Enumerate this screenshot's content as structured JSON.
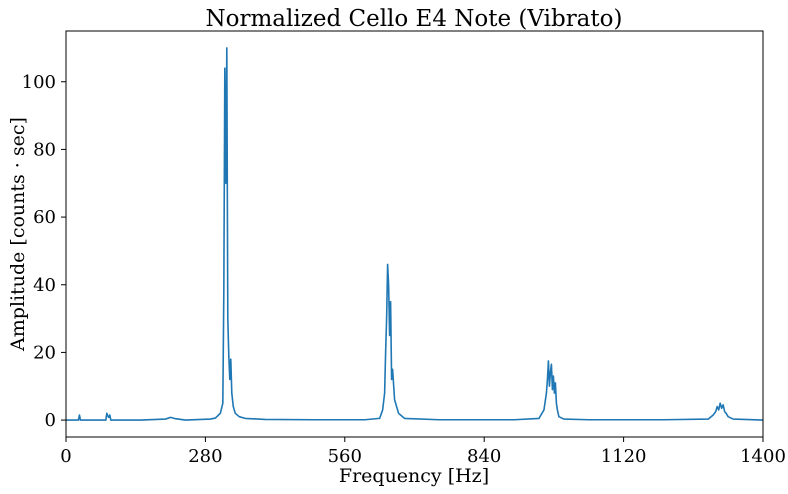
{
  "chart_data": {
    "type": "line",
    "title": "Normalized Cello E4 Note (Vibrato)",
    "xlabel": "Frequency [Hz]",
    "ylabel": "Amplitude [counts · sec]",
    "xlim": [
      0,
      1400
    ],
    "ylim": [
      -5,
      115
    ],
    "xticks": [
      0,
      280,
      560,
      840,
      1120,
      1400
    ],
    "yticks": [
      0,
      20,
      40,
      60,
      80,
      100
    ],
    "xtick_labels": [
      "0",
      "280",
      "560",
      "840",
      "1120",
      "1400"
    ],
    "ytick_labels": [
      "0",
      "20",
      "40",
      "60",
      "80",
      "100"
    ],
    "grid": false,
    "legend": "none",
    "series": [
      {
        "color": "#1f77b4",
        "x": [
          0,
          25,
          27,
          29,
          80,
          82,
          84,
          86,
          88,
          90,
          150,
          200,
          210,
          220,
          240,
          290,
          300,
          310,
          315,
          317,
          319,
          321,
          323,
          325,
          327,
          329,
          331,
          333,
          336,
          340,
          348,
          360,
          400,
          500,
          600,
          630,
          636,
          640,
          642,
          644,
          646,
          648,
          650,
          652,
          654,
          656,
          660,
          668,
          680,
          750,
          900,
          950,
          960,
          965,
          967,
          969,
          971,
          973,
          975,
          977,
          979,
          981,
          983,
          985,
          987,
          990,
          1000,
          1050,
          1200,
          1290,
          1300,
          1305,
          1308,
          1311,
          1314,
          1317,
          1320,
          1323,
          1326,
          1330,
          1340,
          1400
        ],
        "values": [
          0,
          0,
          1.5,
          0,
          0,
          2.0,
          1.2,
          0.8,
          1.5,
          0,
          0,
          0.3,
          0.8,
          0.4,
          0,
          0.3,
          0.6,
          2.0,
          5,
          38,
          104,
          70,
          110,
          30,
          19,
          12,
          18,
          8,
          4,
          2,
          1,
          0.5,
          0.2,
          0.1,
          0.1,
          0.5,
          3,
          8,
          20,
          30,
          46,
          40,
          25,
          35,
          12,
          15,
          6,
          2,
          0.5,
          0.1,
          0.1,
          0.5,
          3,
          8,
          12,
          17.5,
          10,
          14,
          16.5,
          9,
          13,
          8,
          11,
          5,
          3,
          1,
          0.3,
          0.1,
          0.1,
          0.3,
          1.5,
          2.5,
          4,
          3,
          5,
          3.5,
          4.5,
          2.5,
          2,
          1,
          0.3,
          0
        ]
      }
    ]
  }
}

◇ ◇ ◇

• **TASK TO COMPLETE**: Go through the listing above and quote it exactly, apart from its images.

• **RESULT**:
Enumerate this screenshot's content as structured JSON.
{
  "chart_data": {
    "type": "line",
    "title": "Normalized Cello E4 Note (Vibrato)",
    "xlabel": "Frequency [Hz]",
    "ylabel": "Amplitude [counts · sec]",
    "xlim": [
      0,
      1400
    ],
    "ylim": [
      -5,
      115
    ],
    "xticks": [
      0,
      280,
      560,
      840,
      1120,
      1400
    ],
    "yticks": [
      0,
      20,
      40,
      60,
      80,
      100
    ],
    "xtick_labels": [
      "0",
      "280",
      "560",
      "840",
      "1120",
      "1400"
    ],
    "ytick_labels": [
      "0",
      "20",
      "40",
      "60",
      "80",
      "100"
    ],
    "grid": false,
    "legend": "none",
    "series": [
      {
        "color": "#1f77b4",
        "x": [
          0,
          25,
          27,
          29,
          80,
          82,
          84,
          86,
          88,
          90,
          150,
          200,
          210,
          220,
          240,
          290,
          300,
          310,
          315,
          317,
          319,
          321,
          323,
          325,
          327,
          329,
          331,
          333,
          336,
          340,
          348,
          360,
          400,
          500,
          600,
          630,
          636,
          640,
          642,
          644,
          646,
          648,
          650,
          652,
          654,
          656,
          660,
          668,
          680,
          750,
          900,
          950,
          960,
          965,
          967,
          969,
          971,
          973,
          975,
          977,
          979,
          981,
          983,
          985,
          987,
          990,
          1000,
          1050,
          1200,
          1290,
          1300,
          1305,
          1308,
          1311,
          1314,
          1317,
          1320,
          1323,
          1326,
          1330,
          1340,
          1400
        ],
        "values": [
          0,
          0,
          1.5,
          0,
          0,
          2.0,
          1.2,
          0.8,
          1.5,
          0,
          0,
          0.3,
          0.8,
          0.4,
          0,
          0.3,
          0.6,
          2.0,
          5,
          38,
          104,
          70,
          110,
          30,
          19,
          12,
          18,
          8,
          4,
          2,
          1,
          0.5,
          0.2,
          0.1,
          0.1,
          0.5,
          3,
          8,
          20,
          30,
          46,
          40,
          25,
          35,
          12,
          15,
          6,
          2,
          0.5,
          0.1,
          0.1,
          0.5,
          3,
          8,
          12,
          17.5,
          10,
          14,
          16.5,
          9,
          13,
          8,
          11,
          5,
          3,
          1,
          0.3,
          0.1,
          0.1,
          0.3,
          1.5,
          2.5,
          4,
          3,
          5,
          3.5,
          4.5,
          2.5,
          2,
          1,
          0.3,
          0
        ]
      }
    ]
  }
}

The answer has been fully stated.